- **Records that describe figures**
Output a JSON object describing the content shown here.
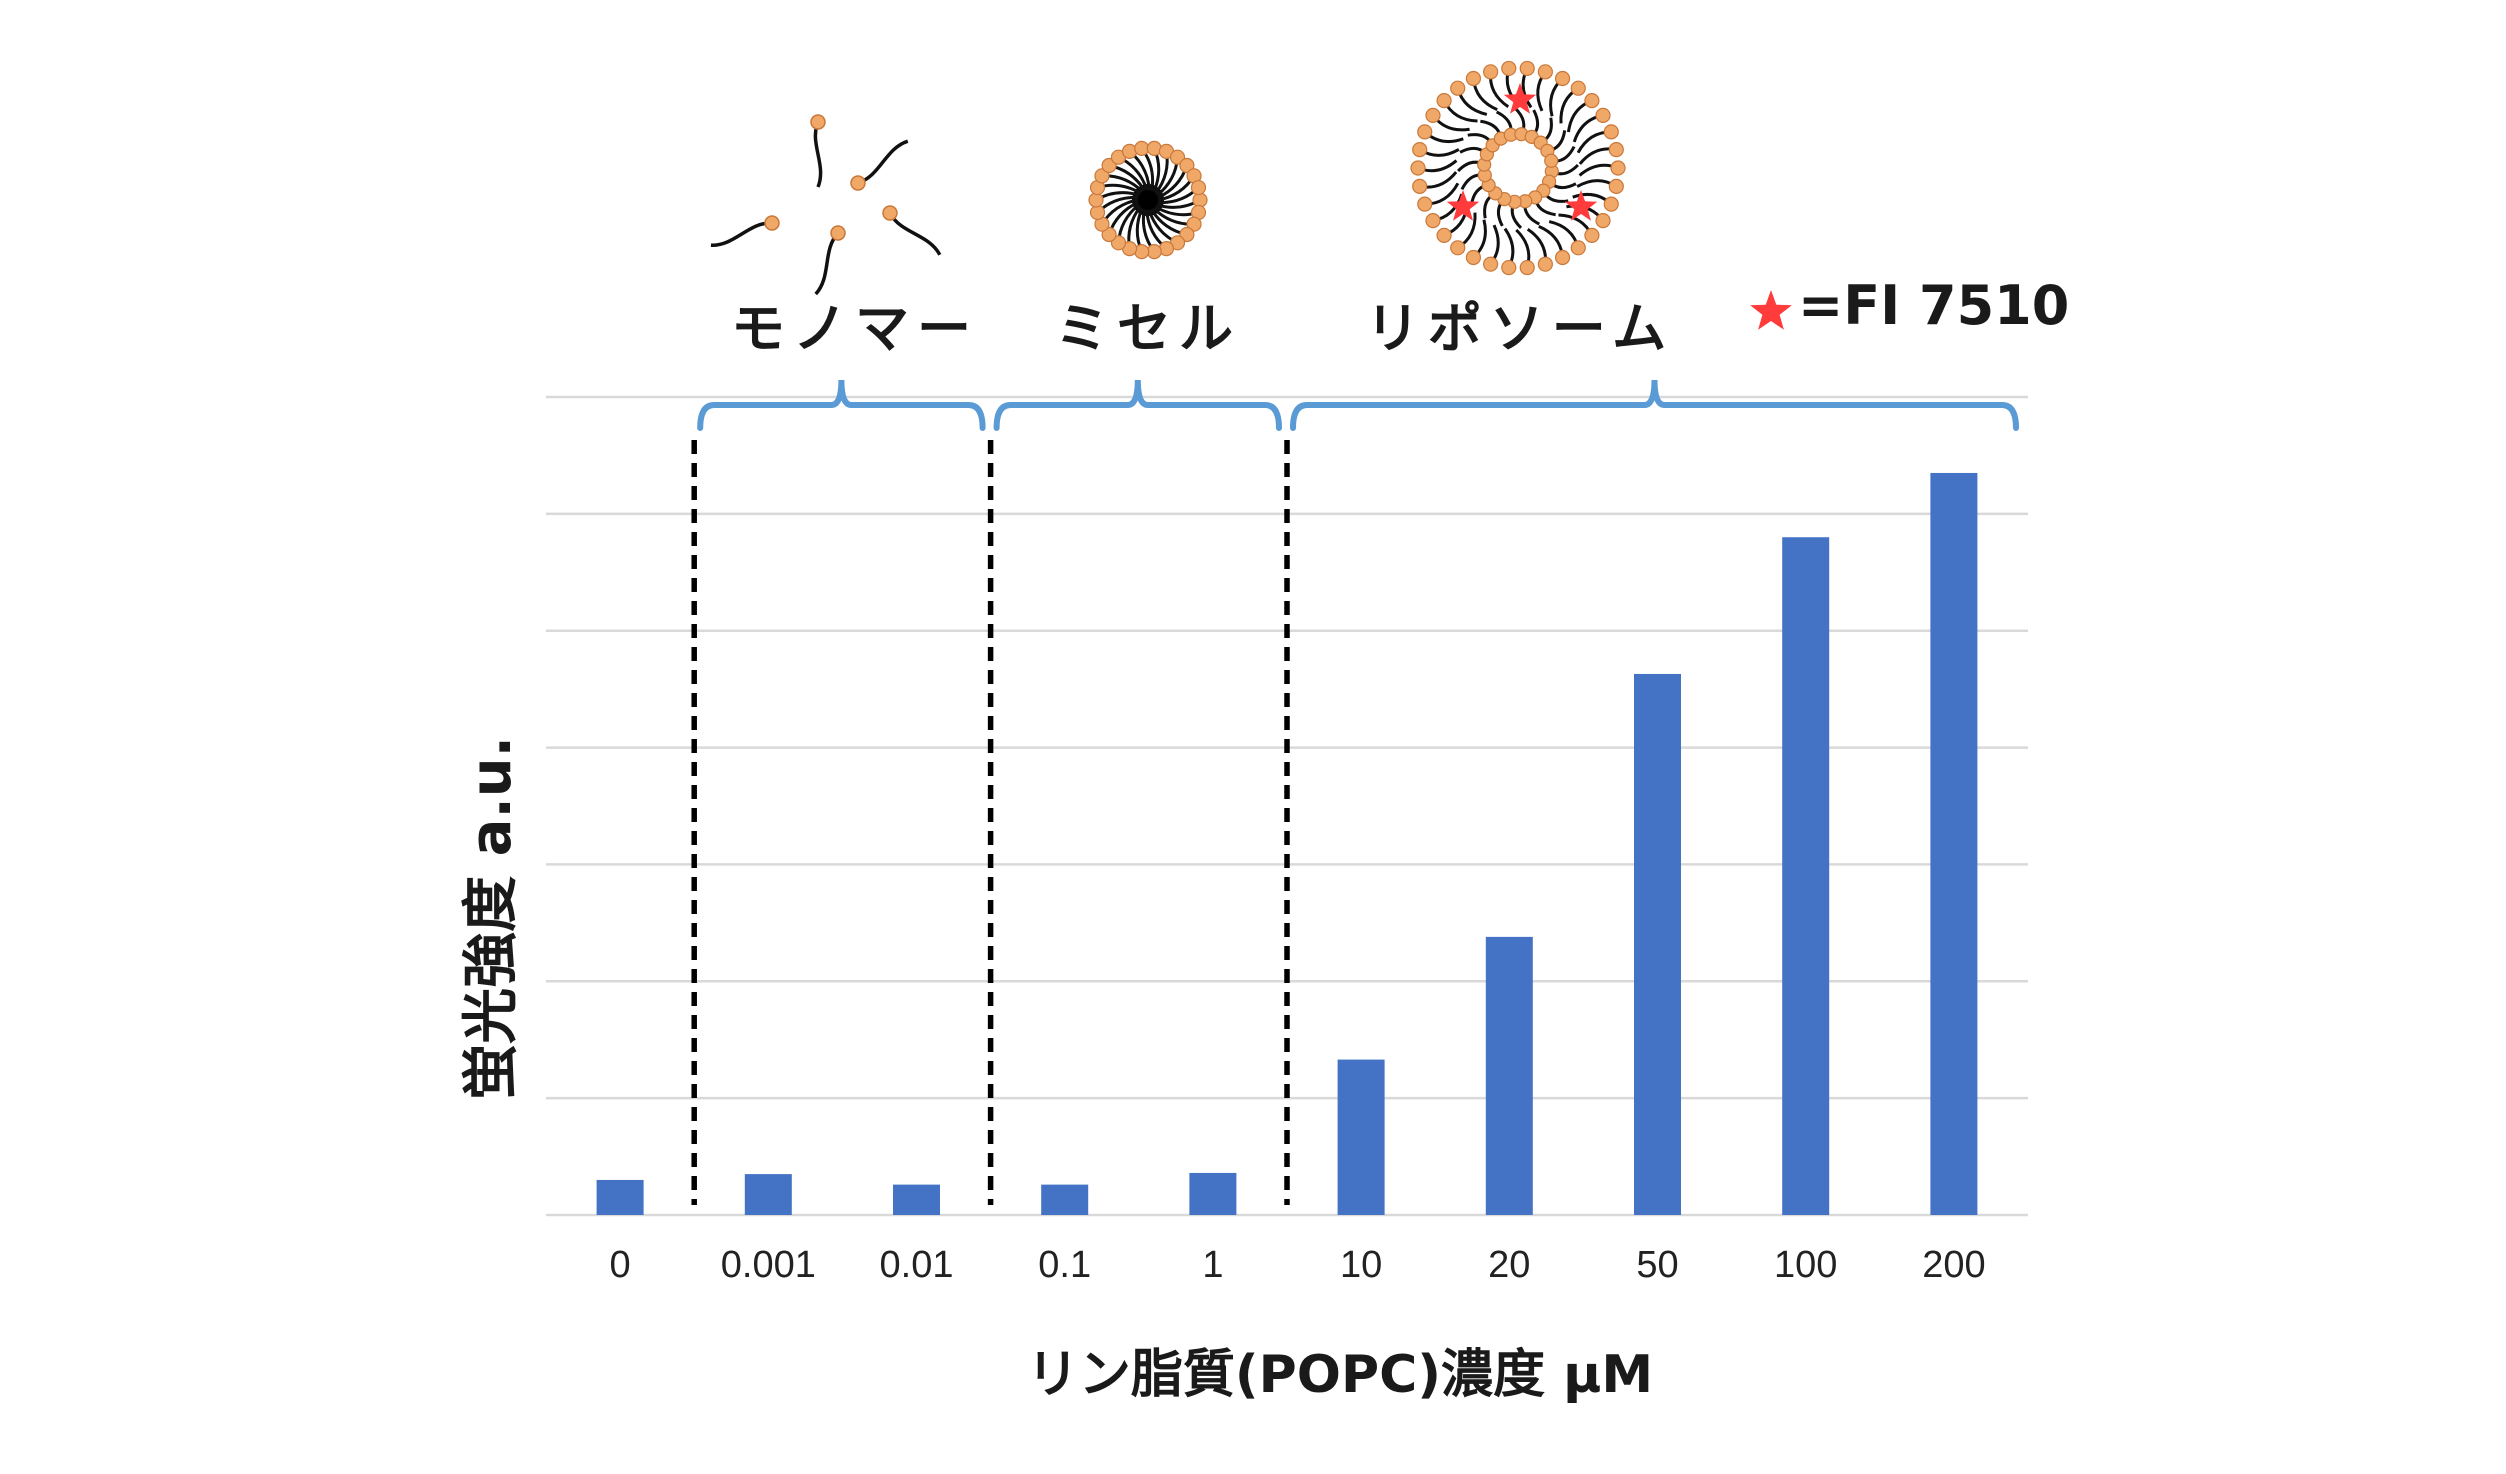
{
  "chart_data": {
    "type": "bar",
    "title": "",
    "xlabel": "リン脂質(POPC)濃度 μM",
    "ylabel": "蛍光強度 a.u.",
    "categories": [
      "0",
      "0.001",
      "0.01",
      "0.1",
      "1",
      "10",
      "20",
      "50",
      "100",
      "200"
    ],
    "values": [
      0.3,
      0.35,
      0.26,
      0.26,
      0.36,
      1.33,
      2.38,
      4.63,
      5.8,
      6.35
    ],
    "ylim": [
      0,
      7
    ],
    "grid": true,
    "bar_color": "#4472C4",
    "regions": [
      {
        "label": "モノマー",
        "from": 1,
        "to": 2
      },
      {
        "label": "ミセル",
        "from": 3,
        "to": 4
      },
      {
        "label": "リポソーム",
        "from": 5,
        "to": 9
      }
    ],
    "legend": {
      "marker": "star",
      "text": "=FI 7510"
    },
    "colors": {
      "brace": "#5B9BD5",
      "lipid_head": "#F0A868",
      "star": "#FF3B3B"
    }
  }
}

- **What to produce**
Leaving aside the images, write out the entries above word for word.

- **Task solution**
Output a JSON object describing the content shown here.
{
  "chart_data": {
    "type": "bar",
    "title": "",
    "xlabel": "リン脂質(POPC)濃度 μM",
    "ylabel": "蛍光強度 a.u.",
    "categories": [
      "0",
      "0.001",
      "0.01",
      "0.1",
      "1",
      "10",
      "20",
      "50",
      "100",
      "200"
    ],
    "values": [
      0.3,
      0.35,
      0.26,
      0.26,
      0.36,
      1.33,
      2.38,
      4.63,
      5.8,
      6.35
    ],
    "ylim": [
      0,
      7
    ],
    "grid": true,
    "bar_color": "#4472C4",
    "regions": [
      {
        "label": "モノマー",
        "from": 1,
        "to": 2
      },
      {
        "label": "ミセル",
        "from": 3,
        "to": 4
      },
      {
        "label": "リポソーム",
        "from": 5,
        "to": 9
      }
    ],
    "legend": {
      "marker": "star",
      "text": "=FI 7510"
    },
    "colors": {
      "brace": "#5B9BD5",
      "lipid_head": "#F0A868",
      "star": "#FF3B3B"
    }
  }
}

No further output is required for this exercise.